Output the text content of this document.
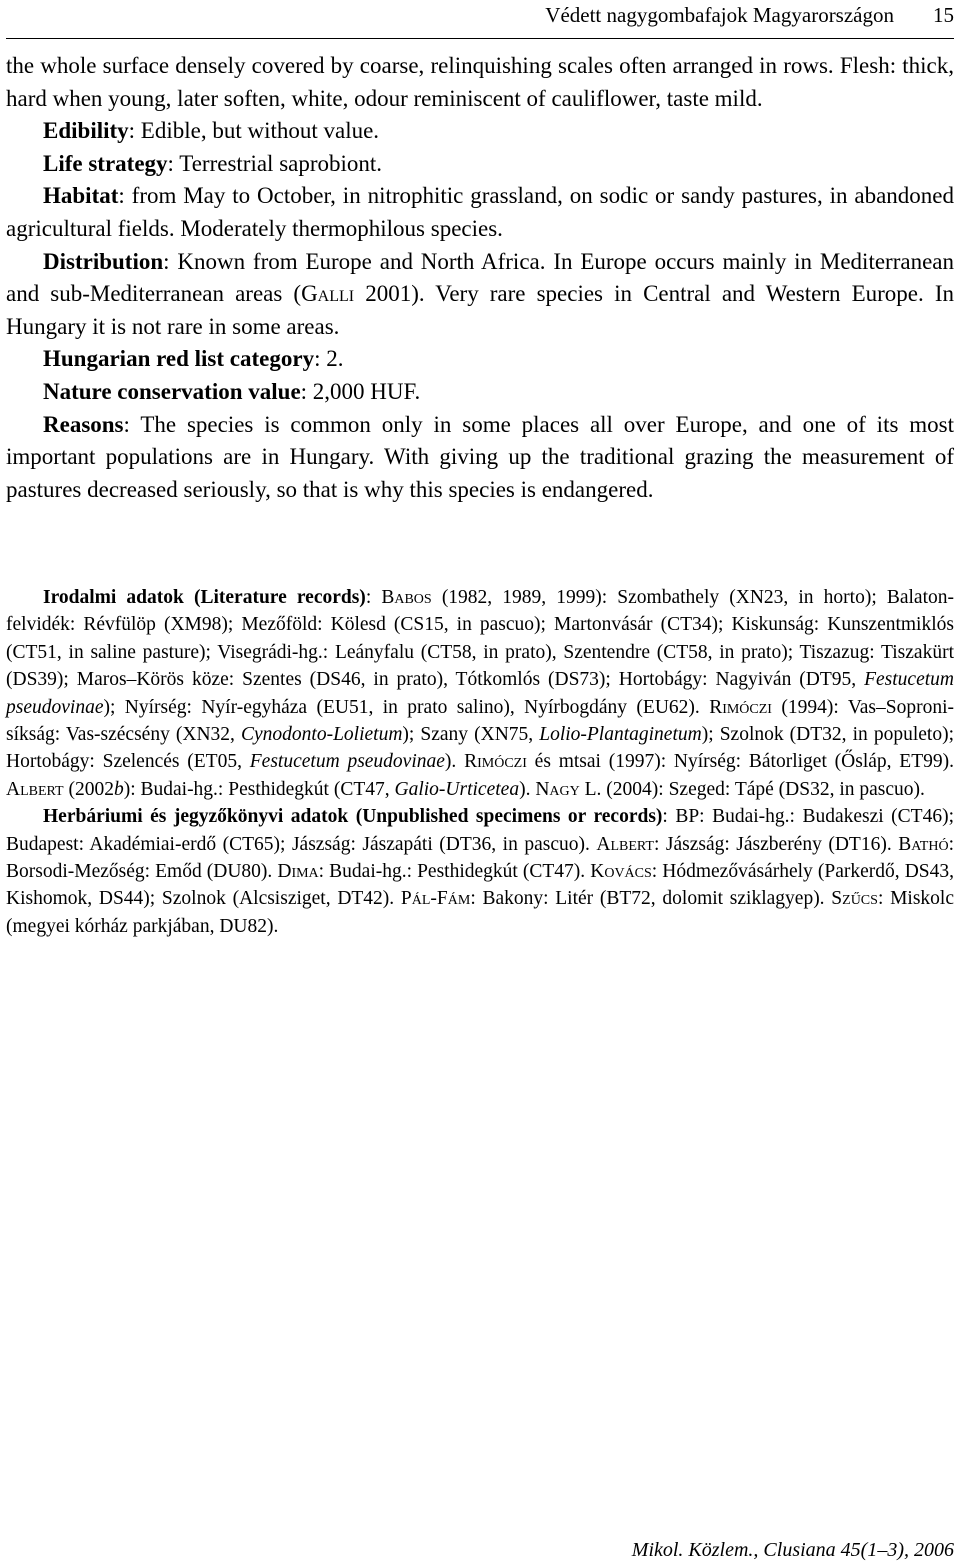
Védett nagygombafajok Magyarországon 15

the whole surface densely covered by coarse, relinquishing scales often arranged in rows. Flesh: thick, hard when young, later soften, white, odour reminiscent of cauliflower, taste mild.

Edibility: Edible, but without value.

Life strategy: Terrestrial saprobiont.

Habitat: from May to October, in nitrophitic grassland, on sodic or sandy pastures, in abandoned agricultural fields. Moderately thermophilous species.

Distribution: Known from Europe and North Africa. In Europe occurs mainly in Mediterranean and sub-Mediterranean areas (Galli 2001). Very rare species in Central and Western Europe. In Hungary it is not rare in some areas.

Hungarian red list category: 2.

Nature conservation value: 2,000 HUF.

Reasons: The species is common only in some places all over Europe, and one of its most important populations are in Hungary. With giving up the traditional grazing the measurement of pastures decreased seriously, so that is why this species is endangered.

Irodalmi adatok (Literature records): Babos (1982, 1989, 1999): Szombathely (XN23, in horto); Balaton-felvidék: Révfülöp (XM98); Mezőföld: Kölesd (CS15, in pascuo); Martonvásár (CT34); Kiskunság: Kunszentmiklós (CT51, in saline pasture); Visegrádi-hg.: Leányfalu (CT58, in prato), Szentendre (CT58, in prato); Tiszazug: Tiszakürt (DS39); Maros–Körös köze: Szentes (DS46, in prato), Tótkomlós (DS73); Hortobágy: Nagyiván (DT95, Festucetum pseudovinae); Nyírség: Nyír-egyháza (EU51, in prato salino), Nyírbogdány (EU62). Rimóczi (1994): Vas–Soproni-síkság: Vas-szécsény (XN32, Cynodonto-Lolietum); Szany (XN75, Lolio-Plantaginetum); Szolnok (DT32, in populeto); Hortobágy: Szelencés (ET05, Festucetum pseudovinae). Rimóczi és mtsai (1997): Nyírség: Bátorliget (Ősláp, ET99). Albert (2002b): Budai-hg.: Pesthidegkút (CT47, Galio-Urticetea). Nagy L. (2004): Szeged: Tápé (DS32, in pascuo).

Herbáriumi és jegyzőkönyvi adatok (Unpublished specimens or records): BP: Budai-hg.: Budakeszi (CT46); Budapest: Akadémiai-erdő (CT65); Jászság: Jászapáti (DT36, in pascuo). Albert: Jászság: Jászberény (DT16). Bathó: Borsodi-Mezőség: Emőd (DU80). Dima: Budai-hg.: Pesthidegkút (CT47). Kovács: Hódmezővásárhely (Parkerdő, DS43, Kishomok, DS44); Szolnok (Alcsisziget, DT42). Pál-Fám: Bakony: Litér (BT72, dolomit sziklagyep). Szűcs: Miskolc (megyei kórház parkjában, DU82).

Mikol. Közlem., Clusiana 45(1–3), 2006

# # # #

» AIM: Omit all pictures while transcribing the entries verbatim.

» THE SOLUTION:
Output the text content of this document.
Védett nagygombafajok Magyarországon 15

the whole surface densely covered by coarse, relinquishing scales often arranged in rows. Flesh: thick, hard when young, later soften, white, odour reminiscent of cauliflower, taste mild.

Edibility: Edible, but without value.

Life strategy: Terrestrial saprobiont.

Habitat: from May to October, in nitrophitic grassland, on sodic or sandy pastures, in abandoned agricultural fields. Moderately thermophilous species.

Distribution: Known from Europe and North Africa. In Europe occurs mainly in Mediterranean and sub-Mediterranean areas (Galli 2001). Very rare species in Central and Western Europe. In Hungary it is not rare in some areas.

Hungarian red list category: 2.

Nature conservation value: 2,000 HUF.

Reasons: The species is common only in some places all over Europe, and one of its most important populations are in Hungary. With giving up the traditional grazing the measurement of pastures decreased seriously, so that is why this species is endangered.

Irodalmi adatok (Literature records): Babos (1982, 1989, 1999): Szombathely (XN23, in horto); Balaton-felvidék: Révfülöp (XM98); Mezőföld: Kölesd (CS15, in pascuo); Martonvásár (CT34); Kiskunság: Kunszentmiklós (CT51, in saline pasture); Visegrádi-hg.: Leányfalu (CT58, in prato), Szentendre (CT58, in prato); Tiszazug: Tiszakürt (DS39); Maros–Körös köze: Szentes (DS46, in prato), Tótkomlós (DS73); Hortobágy: Nagyiván (DT95, Festucetum pseudovinae); Nyírség: Nyír-egyháza (EU51, in prato salino), Nyírbogdány (EU62). Rimóczi (1994): Vas–Soproni-síkság: Vas-szécsény (XN32, Cynodonto-Lolietum); Szany (XN75, Lolio-Plantaginetum); Szolnok (DT32, in populeto); Hortobágy: Szelencés (ET05, Festucetum pseudovinae). Rimóczi és mtsai (1997): Nyírség: Bátorliget (Ősláp, ET99). Albert (2002b): Budai-hg.: Pesthidegkút (CT47, Galio-Urticetea). Nagy L. (2004): Szeged: Tápé (DS32, in pascuo).

Herbáriumi és jegyzőkönyvi adatok (Unpublished specimens or records): BP: Budai-hg.: Budakeszi (CT46); Budapest: Akadémiai-erdő (CT65); Jászság: Jászapáti (DT36, in pascuo). Albert: Jászság: Jászberény (DT16). Bathó: Borsodi-Mezőség: Emőd (DU80). Dima: Budai-hg.: Pesthidegkút (CT47). Kovács: Hódmezővásárhely (Parkerdő, DS43, Kishomok, DS44); Szolnok (Alcsisziget, DT42). Pál-Fám: Bakony: Litér (BT72, dolomit sziklagyep). Szűcs: Miskolc (megyei kórház parkjában, DU82).

Mikol. Közlem., Clusiana 45(1–3), 2006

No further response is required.